------ Excerpted text

Aside from these advances, Cisco also (author's comment: Finally!) created an overlay salesforce focused on security sales alone. This could give Cisco the right skill set to sell security architecture technologies and services at the CISO level.
In my humble opinion, Cisco is moving in the right direction and the company certainly has the resources to continue to acquire point products and invest in its organization. That said, Cisco still has some work ahead. To continue on the comeback trail, Cisco must:
1. Compete at the product and solution layer. CISOs want to build enterprise security architectures, but this transition will take time as point tools are replaced with new security technology components built for integration. This means that vendors will need best-of-breed tactical products, integration middleware, and project management skills to build an architecture over time. As a networking vendor, Cisco doesn't have much street credibility in areas like endpoint security, middleware, or security analytics - especially since it walked away from some of these areas over the last few years, hanging some of its customers out to dry. Cisco's done a lot of work on the product side, now it must convince the market that it offers leading architectural and services skills for the long-term. Finally, Cisco needs to be able to work at the CISO level on detailed security architecture implementation plans that fit their security, financial, and industry needs.

------------
------ Information given

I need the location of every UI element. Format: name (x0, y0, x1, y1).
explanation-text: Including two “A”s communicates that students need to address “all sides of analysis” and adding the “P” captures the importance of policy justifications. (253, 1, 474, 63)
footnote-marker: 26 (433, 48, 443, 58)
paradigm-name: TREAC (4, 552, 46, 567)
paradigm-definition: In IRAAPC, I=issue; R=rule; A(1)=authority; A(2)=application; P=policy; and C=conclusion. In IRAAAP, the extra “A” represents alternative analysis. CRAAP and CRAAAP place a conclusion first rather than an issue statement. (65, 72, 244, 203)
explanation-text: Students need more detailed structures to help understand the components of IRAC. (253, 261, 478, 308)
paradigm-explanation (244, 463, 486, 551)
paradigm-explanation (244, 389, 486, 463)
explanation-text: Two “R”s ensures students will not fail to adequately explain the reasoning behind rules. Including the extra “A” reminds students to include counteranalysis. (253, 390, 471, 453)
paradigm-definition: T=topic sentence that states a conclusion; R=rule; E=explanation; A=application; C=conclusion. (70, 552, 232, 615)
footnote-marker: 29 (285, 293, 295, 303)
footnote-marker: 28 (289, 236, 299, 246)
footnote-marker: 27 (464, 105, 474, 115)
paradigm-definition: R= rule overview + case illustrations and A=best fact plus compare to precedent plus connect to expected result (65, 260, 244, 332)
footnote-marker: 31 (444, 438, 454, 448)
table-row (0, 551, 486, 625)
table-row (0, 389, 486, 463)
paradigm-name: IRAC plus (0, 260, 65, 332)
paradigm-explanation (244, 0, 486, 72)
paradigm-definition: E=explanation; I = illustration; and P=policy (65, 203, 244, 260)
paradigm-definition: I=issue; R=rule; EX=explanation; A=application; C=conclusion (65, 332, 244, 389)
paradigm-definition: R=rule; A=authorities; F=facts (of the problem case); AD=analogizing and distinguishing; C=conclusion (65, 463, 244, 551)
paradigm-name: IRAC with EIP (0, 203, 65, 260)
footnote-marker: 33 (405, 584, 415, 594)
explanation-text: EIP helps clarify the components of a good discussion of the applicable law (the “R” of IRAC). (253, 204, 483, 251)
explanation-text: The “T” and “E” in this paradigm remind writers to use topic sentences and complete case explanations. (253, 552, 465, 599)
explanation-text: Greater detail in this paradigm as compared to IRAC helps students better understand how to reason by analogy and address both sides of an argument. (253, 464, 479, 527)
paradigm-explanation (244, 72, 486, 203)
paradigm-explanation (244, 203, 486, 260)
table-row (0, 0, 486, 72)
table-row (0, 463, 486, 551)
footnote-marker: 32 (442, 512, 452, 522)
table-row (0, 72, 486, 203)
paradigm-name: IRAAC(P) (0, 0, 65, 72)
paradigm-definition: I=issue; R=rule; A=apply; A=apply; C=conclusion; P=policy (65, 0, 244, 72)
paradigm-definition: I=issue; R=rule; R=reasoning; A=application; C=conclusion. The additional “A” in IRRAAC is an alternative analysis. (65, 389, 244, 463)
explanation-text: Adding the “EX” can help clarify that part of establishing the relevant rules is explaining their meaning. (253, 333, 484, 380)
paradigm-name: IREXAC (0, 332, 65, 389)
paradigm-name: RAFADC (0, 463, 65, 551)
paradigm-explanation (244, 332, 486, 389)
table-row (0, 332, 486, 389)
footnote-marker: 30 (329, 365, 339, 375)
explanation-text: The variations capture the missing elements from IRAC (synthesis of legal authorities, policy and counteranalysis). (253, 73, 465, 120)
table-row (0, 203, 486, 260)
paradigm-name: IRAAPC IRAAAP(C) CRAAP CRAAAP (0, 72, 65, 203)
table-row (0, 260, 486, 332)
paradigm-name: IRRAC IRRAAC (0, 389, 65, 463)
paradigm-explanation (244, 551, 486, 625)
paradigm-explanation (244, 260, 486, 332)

------------

● Exercise requirements: Please transcribe the part of the Cisco security text above that opens with the words containing "Aside from these" and closes with "the CISO level.", copying it word for word.

● Answer for the task:
Aside from these advances, Cisco also (author's comment: Finally!) created an overlay salesforce focused on security sales alone. This could give Cisco the right skill set to sell security architecture technologies and services at the CISO level.